Collect every line that includes the string "this".

* BEGIN Task data *

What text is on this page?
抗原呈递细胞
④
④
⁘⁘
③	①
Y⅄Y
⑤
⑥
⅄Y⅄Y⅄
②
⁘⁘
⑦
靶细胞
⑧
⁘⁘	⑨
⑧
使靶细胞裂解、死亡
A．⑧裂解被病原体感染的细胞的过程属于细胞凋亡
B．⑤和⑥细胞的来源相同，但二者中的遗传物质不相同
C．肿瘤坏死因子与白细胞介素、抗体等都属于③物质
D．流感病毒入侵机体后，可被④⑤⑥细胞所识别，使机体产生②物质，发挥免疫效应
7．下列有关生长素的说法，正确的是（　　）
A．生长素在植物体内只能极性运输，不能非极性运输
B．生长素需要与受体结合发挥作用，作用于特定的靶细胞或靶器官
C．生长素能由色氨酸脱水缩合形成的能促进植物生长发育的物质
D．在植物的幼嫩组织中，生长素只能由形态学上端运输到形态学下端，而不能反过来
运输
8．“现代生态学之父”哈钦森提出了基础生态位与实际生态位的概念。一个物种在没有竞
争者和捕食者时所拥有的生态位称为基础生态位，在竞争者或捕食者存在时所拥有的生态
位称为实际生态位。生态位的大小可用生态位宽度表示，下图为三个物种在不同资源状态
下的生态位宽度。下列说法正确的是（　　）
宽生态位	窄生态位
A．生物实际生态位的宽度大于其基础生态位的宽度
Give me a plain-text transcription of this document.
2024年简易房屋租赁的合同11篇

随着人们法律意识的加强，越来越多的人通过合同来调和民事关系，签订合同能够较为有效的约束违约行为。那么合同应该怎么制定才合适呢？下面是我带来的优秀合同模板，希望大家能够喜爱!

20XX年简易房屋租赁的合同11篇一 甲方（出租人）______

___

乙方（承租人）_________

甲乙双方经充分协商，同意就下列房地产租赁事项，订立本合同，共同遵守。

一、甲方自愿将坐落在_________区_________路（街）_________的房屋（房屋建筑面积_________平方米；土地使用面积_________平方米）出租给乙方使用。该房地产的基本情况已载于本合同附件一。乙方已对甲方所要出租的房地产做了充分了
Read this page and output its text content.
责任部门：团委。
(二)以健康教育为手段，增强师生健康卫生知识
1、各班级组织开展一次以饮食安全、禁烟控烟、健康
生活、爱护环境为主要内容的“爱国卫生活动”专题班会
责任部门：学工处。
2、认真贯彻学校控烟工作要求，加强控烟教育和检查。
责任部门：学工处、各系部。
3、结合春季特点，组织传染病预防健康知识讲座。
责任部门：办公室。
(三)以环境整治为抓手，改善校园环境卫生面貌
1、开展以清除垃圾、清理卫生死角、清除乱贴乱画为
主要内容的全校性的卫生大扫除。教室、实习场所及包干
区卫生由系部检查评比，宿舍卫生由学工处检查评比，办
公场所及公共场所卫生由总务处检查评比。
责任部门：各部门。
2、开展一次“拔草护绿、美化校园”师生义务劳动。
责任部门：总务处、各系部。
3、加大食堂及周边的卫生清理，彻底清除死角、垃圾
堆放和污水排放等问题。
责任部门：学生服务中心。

* END Task data *

» **The solution**:
What text is on this page?
Give me a plain-text transcription of this document.
Read this page and output its text content.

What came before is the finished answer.